The automatic estimation of the coherence of a document requires deep analysis of semantic connectivity between the parts of a text and its structural connectivity simultaneously. In contrast to constructed and formal languages, natural languages cannot be fully interpreted as the pre-defined set of rules. Each person utilizes the means of a natural language to express his thoughts in his own way; therefore, neither the structure of a sentence nor its semantic meaning can be predicted by a certain algorithm. Thus, different machine learning techniques are widely used to reveal such logical connections within a text. According to the growth of computational power, the state-of-the-art methods utilize deep learning models (e.g., neural networks) in order to estimate the coherence of a text based on the corresponding dataset.

It should be mentioned that current approaches for coherence estimation were proposed and verified for English-language texts. However, the investigation of the coherence evaluation for the Polish corpus is still at the initial stage. Despite the belonging of both English and Polish languages to inflected languages, different approaches for the expression of syntactic relationships within a sentence are utilized. In the case of the English language (analytical language), the word order and helper words are used to build a sentence. In contrast, the addition of morphemes to a root word is widely applied in the Polish language (synthetic language) in order to build phrases and other discourse units. Like with other Slavic languages, there is a higher morpheme-to-word ratio and a lower percentage of auxiliary words than for analytical languages. Thus, it is advisable to verify the effectiveness of different approaches of the coherence estimation for the Polish-language corpus.

The purposes of the article are the following:

analysis of the state-of-the-art methods of the coherence evaluation of English texts;
investigation of the impact of lexical and semantic components on the coherence estimation of a Polish-language text;
experimental verification of the effectiveness of different methods based on neural networks for the solving of typical coherence evaluation tasks on the Polish-language corpus.

# # # # #

● **Written exercise**:
Carry the text on estimating coherence in Polish texts forward from its final sentence. The lines that come next have no connection to the text on coherence estimation.

● **Given information**:
# # # # #

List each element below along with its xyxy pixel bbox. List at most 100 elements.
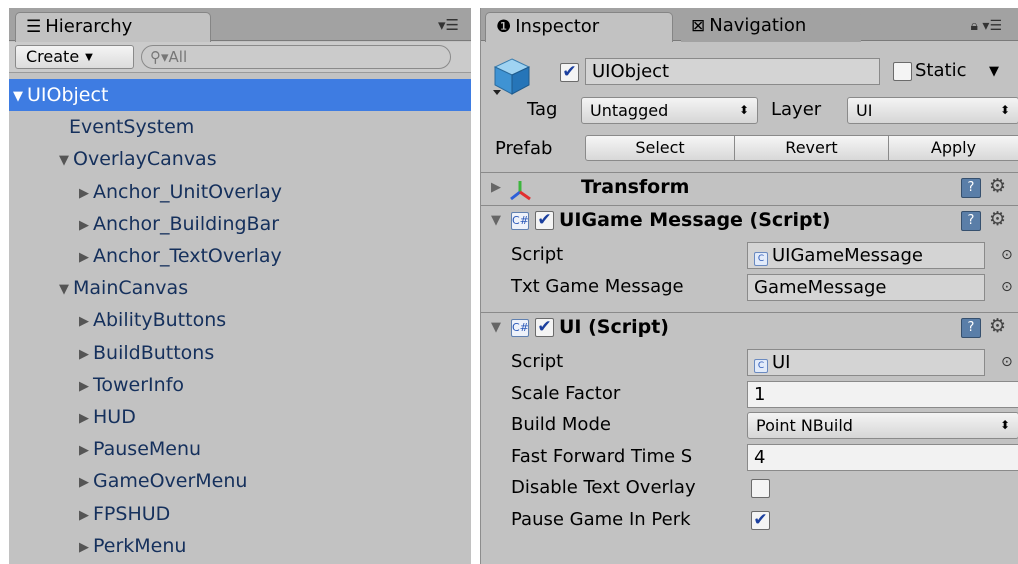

# # # # #

● **Answer to the exercise**:
2. Materials and Methods

2.1. Related Work

One of the first approaches with the usage of machine learning techniques called Entity Grid was proposed in the paper [5]. It was suggested to investigate transitions between the syntactic roles of entities (subject, object, no role) within adjacent sentences. Such an approach was based on the centering theory [6]. It was supposed that key entities should have a small ratio of absent roles within a text while other entities should not have any role in most cases. Firstly, the syntactic analysis of the sentence s is performed; a certain role is assigned to each entity e. Then the entity grid is formed: each row corresponds to a certain sentence; each column denotes a unique entity. The cell of the grid

c_{i j}

contains the syntactic role of an entity

e_{j}

in a sentence

s_{i}

. The feature vectors are formed according to the probability of role changes for the entities of adjacent sentences within a document D:

Φ (D) = (p_{1} (D), p_{2} (D), \dots, p_{m} (D)),

(1)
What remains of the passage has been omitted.